━━━━━ RECORD SET
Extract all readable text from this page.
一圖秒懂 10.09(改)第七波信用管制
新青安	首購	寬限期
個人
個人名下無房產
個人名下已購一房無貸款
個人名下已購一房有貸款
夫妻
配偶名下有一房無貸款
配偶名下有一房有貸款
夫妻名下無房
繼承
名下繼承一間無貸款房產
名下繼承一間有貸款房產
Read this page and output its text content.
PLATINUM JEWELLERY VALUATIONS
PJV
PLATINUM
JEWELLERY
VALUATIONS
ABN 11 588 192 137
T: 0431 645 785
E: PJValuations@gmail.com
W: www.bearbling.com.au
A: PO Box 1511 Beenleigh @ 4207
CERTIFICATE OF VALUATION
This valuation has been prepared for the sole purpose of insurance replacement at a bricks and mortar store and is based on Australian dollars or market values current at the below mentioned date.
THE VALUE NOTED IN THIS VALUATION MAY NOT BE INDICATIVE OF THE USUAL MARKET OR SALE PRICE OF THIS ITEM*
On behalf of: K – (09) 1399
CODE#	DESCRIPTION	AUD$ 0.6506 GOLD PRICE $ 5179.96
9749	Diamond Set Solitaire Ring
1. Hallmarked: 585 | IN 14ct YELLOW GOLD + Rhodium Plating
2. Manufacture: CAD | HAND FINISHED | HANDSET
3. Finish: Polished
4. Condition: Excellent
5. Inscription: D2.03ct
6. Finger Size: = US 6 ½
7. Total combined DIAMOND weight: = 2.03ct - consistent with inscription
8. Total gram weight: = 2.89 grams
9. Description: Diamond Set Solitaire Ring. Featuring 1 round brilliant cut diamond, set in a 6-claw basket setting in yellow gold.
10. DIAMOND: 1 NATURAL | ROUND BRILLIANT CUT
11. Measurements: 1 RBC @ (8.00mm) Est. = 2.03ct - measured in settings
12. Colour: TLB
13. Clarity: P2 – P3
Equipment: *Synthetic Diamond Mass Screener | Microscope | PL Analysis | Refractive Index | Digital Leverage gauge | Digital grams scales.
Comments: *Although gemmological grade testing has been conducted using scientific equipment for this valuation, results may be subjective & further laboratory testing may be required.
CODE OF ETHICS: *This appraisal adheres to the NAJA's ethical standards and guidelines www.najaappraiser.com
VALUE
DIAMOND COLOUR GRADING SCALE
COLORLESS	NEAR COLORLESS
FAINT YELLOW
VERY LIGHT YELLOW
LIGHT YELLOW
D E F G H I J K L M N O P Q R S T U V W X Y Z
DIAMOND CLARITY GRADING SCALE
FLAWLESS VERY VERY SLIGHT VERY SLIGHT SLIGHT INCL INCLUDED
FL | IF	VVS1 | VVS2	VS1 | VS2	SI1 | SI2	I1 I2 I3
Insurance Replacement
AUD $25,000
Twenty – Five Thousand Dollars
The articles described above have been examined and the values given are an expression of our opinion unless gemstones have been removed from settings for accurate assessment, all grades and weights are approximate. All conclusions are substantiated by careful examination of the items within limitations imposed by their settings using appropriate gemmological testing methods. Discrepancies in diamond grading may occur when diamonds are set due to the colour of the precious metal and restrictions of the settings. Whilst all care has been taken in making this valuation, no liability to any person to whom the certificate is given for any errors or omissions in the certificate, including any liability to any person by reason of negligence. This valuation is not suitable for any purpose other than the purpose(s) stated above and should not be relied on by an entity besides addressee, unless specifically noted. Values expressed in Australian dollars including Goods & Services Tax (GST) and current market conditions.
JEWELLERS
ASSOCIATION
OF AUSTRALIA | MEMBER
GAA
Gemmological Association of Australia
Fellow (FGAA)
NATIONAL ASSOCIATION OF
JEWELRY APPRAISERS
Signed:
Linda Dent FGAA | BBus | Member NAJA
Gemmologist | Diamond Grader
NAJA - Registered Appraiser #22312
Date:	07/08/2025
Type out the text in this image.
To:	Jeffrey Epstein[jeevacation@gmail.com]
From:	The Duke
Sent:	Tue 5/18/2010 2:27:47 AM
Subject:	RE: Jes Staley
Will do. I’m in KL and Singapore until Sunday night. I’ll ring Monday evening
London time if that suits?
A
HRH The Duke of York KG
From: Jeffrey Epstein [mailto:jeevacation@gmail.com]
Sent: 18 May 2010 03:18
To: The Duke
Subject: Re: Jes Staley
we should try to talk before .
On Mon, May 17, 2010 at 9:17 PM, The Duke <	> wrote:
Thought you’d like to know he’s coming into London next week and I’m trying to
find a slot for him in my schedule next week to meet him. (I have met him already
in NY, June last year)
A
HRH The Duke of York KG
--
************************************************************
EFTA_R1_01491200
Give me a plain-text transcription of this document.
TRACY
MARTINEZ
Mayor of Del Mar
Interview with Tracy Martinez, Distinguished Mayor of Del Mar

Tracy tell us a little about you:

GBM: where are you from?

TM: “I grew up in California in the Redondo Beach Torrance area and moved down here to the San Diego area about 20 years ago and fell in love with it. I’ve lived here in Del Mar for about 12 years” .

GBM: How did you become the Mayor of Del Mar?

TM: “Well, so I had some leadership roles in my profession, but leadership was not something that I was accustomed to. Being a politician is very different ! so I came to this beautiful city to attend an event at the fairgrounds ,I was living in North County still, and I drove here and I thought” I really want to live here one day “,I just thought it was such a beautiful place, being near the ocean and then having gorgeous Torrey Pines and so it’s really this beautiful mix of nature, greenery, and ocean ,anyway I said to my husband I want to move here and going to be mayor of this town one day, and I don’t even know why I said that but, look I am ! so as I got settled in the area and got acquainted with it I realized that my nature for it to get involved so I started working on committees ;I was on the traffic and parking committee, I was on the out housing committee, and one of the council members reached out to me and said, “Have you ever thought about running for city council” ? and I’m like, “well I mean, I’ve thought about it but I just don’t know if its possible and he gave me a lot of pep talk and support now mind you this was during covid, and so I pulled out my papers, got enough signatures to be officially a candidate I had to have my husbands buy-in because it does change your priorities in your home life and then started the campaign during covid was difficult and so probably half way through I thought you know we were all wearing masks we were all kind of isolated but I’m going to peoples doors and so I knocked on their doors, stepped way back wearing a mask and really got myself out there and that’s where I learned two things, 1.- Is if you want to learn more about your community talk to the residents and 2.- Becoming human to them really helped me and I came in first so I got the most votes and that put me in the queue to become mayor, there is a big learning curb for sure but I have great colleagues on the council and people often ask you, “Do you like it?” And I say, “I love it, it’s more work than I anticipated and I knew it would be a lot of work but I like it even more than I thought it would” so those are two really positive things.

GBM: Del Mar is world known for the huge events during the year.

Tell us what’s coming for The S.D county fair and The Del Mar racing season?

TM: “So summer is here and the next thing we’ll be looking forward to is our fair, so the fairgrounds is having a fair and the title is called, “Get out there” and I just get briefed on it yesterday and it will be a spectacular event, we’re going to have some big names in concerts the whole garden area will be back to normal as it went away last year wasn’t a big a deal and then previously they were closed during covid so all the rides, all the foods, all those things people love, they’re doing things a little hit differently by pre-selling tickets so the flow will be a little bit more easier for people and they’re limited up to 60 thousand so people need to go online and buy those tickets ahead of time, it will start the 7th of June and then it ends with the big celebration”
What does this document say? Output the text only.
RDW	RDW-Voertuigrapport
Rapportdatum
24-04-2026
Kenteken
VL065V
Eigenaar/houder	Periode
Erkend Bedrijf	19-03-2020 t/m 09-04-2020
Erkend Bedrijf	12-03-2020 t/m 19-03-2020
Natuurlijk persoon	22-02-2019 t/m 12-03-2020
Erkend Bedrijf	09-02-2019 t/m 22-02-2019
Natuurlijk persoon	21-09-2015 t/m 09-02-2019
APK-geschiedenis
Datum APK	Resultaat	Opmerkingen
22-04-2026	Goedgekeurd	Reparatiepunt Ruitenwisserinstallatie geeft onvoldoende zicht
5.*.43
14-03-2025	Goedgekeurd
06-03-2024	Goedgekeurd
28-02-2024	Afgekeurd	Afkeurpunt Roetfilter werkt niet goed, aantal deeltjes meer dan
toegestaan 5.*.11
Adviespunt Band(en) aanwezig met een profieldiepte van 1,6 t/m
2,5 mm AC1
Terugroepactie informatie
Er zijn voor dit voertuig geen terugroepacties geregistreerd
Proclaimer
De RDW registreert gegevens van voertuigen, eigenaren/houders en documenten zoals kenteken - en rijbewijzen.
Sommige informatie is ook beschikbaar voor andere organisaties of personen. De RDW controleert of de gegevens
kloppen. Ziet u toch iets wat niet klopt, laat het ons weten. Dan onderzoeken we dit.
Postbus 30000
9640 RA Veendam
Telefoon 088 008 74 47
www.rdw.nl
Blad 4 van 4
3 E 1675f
━━━━━━━━━━
**REQUIREMENT**
In the listing above, find the lines holding the word "Natuurlijk" and copy them.

**OUTPUT FOR THIS EXERCISE**
Natuurlijk persoon	22-02-2019 t/m 12-03-2020
Natuurlijk persoon	21-09-2015 t/m 09-02-2019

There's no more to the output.